## Exercise instructions
Using the listing below, report how many lines contain the word "Read" and give no other words.

## Entries supplied
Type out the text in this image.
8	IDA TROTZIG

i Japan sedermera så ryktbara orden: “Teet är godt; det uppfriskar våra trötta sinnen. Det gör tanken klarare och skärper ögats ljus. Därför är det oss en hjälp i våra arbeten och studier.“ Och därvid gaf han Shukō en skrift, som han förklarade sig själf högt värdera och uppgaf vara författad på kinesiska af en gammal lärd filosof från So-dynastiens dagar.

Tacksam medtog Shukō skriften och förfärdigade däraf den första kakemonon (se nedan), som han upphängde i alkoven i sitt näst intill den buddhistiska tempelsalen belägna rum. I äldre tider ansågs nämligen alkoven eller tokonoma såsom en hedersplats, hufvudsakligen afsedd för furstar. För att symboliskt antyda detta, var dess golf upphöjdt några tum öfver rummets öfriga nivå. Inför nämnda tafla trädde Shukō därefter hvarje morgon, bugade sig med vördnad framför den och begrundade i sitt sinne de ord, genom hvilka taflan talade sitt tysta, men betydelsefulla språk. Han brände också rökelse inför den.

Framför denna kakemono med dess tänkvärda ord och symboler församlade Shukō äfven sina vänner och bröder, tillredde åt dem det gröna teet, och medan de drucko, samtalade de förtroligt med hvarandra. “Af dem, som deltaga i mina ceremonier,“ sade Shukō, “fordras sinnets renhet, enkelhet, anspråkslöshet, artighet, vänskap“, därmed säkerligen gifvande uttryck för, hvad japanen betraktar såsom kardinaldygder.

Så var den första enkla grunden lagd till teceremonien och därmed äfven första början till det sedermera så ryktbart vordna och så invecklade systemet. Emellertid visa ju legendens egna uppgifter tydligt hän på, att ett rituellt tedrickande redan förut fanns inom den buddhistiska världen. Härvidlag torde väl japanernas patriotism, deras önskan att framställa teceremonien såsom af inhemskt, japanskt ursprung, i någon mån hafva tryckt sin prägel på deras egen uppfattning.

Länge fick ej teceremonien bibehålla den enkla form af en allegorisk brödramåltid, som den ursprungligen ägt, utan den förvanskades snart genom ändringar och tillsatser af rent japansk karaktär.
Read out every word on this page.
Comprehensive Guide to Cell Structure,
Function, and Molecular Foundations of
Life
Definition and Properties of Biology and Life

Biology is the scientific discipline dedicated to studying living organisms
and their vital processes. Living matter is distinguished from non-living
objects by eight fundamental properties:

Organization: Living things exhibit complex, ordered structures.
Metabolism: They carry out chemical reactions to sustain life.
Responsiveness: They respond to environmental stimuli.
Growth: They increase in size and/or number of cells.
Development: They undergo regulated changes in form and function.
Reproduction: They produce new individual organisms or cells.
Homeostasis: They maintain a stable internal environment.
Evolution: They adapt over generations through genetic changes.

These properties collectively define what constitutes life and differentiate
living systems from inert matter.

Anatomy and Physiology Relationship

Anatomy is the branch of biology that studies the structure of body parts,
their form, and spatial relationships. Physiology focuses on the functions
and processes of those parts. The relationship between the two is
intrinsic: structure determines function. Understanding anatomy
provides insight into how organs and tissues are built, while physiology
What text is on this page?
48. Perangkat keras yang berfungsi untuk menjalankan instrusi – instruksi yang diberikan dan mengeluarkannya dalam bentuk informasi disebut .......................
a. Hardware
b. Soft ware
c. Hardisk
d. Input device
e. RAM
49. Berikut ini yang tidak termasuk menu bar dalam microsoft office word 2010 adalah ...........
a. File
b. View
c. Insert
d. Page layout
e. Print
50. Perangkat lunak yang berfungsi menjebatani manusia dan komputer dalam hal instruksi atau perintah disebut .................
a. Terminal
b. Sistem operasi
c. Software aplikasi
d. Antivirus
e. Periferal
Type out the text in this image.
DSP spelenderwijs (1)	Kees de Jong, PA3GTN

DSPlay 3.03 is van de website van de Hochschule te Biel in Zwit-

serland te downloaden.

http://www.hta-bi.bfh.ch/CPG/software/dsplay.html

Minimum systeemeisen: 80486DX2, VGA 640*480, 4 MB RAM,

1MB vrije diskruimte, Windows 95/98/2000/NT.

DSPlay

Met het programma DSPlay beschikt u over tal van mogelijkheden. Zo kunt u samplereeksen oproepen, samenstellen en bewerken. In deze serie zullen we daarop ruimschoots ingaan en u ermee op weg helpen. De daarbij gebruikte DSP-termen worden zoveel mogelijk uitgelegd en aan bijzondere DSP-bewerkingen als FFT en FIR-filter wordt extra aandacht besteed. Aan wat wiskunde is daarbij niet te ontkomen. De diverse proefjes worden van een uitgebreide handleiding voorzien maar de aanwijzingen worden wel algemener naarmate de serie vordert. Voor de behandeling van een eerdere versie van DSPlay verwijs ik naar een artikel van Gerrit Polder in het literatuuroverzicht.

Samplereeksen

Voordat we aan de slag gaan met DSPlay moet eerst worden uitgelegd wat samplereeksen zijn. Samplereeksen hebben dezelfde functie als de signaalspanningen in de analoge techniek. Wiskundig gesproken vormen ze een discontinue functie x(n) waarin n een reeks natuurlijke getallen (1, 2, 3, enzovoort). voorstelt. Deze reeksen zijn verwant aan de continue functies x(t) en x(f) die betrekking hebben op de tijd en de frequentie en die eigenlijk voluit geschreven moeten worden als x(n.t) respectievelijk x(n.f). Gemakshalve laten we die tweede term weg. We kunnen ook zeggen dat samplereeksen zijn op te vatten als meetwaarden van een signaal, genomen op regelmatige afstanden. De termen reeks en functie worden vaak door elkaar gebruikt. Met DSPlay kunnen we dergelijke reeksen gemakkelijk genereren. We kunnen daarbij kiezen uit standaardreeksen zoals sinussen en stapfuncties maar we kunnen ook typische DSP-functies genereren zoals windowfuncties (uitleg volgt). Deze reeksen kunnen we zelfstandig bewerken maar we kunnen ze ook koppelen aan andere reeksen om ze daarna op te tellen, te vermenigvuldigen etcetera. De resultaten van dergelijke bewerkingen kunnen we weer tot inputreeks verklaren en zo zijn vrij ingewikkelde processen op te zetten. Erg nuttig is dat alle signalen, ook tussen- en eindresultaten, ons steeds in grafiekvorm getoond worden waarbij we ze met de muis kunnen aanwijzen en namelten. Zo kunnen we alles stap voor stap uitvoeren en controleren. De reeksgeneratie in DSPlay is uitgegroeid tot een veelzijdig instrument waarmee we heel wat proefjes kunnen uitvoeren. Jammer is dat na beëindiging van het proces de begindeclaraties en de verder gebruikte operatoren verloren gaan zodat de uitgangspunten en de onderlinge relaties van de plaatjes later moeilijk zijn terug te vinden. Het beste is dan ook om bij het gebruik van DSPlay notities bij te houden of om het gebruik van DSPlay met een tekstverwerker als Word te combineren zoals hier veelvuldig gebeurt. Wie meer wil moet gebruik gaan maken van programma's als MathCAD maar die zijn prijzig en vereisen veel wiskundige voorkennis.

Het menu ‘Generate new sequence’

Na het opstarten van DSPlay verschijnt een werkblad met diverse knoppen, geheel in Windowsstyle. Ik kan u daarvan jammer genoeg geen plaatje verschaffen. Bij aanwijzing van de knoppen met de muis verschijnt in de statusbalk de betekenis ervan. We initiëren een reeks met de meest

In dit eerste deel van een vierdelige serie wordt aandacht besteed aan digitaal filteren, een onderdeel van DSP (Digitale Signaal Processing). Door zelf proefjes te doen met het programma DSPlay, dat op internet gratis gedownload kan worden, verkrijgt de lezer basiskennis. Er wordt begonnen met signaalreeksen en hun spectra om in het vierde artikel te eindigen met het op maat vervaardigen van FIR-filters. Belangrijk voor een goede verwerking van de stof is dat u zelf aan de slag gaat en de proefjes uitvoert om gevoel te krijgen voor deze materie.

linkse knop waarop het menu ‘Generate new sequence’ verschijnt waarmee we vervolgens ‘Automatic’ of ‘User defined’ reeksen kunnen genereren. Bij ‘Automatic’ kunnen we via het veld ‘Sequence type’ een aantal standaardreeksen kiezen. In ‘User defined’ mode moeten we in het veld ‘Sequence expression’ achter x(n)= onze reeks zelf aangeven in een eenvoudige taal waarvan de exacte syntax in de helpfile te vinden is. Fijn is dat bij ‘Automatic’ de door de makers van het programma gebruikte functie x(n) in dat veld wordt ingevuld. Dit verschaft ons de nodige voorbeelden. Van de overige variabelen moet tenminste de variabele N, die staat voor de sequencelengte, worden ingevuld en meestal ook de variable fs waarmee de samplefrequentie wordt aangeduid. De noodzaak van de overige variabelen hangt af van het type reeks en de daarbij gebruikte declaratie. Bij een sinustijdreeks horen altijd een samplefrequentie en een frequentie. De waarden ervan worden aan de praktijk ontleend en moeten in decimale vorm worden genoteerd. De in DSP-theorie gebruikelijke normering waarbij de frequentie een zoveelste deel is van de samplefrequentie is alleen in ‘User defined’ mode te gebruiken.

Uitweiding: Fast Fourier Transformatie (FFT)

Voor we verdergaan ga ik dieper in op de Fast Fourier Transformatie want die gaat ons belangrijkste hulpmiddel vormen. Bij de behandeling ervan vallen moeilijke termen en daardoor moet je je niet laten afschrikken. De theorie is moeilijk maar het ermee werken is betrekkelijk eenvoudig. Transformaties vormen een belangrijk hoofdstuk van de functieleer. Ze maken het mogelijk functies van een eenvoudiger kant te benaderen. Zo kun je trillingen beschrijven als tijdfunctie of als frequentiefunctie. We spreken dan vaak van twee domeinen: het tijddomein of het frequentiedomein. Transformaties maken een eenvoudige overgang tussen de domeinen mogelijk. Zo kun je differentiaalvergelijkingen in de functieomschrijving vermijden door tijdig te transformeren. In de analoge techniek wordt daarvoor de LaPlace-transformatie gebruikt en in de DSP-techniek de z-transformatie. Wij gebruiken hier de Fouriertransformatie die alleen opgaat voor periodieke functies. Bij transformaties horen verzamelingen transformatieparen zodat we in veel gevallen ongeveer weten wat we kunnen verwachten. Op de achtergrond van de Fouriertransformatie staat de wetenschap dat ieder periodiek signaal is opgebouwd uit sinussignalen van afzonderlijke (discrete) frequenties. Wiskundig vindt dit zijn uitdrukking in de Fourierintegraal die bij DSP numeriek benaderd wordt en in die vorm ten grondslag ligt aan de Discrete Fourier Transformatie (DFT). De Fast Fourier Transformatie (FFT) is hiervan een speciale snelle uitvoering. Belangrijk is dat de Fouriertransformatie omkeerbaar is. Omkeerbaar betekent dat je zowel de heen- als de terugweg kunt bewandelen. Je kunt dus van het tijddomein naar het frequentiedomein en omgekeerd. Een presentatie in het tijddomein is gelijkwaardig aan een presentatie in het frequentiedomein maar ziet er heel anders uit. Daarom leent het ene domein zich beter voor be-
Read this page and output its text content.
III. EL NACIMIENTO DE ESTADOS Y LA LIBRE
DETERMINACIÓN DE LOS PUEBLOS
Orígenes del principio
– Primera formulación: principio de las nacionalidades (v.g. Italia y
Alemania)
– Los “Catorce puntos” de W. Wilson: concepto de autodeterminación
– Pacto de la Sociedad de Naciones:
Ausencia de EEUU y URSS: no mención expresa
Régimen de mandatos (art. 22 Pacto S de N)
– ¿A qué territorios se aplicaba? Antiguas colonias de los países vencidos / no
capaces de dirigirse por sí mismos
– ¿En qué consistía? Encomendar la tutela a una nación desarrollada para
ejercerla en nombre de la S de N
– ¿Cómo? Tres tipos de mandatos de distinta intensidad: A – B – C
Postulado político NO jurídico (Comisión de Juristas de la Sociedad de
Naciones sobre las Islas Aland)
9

## Result
2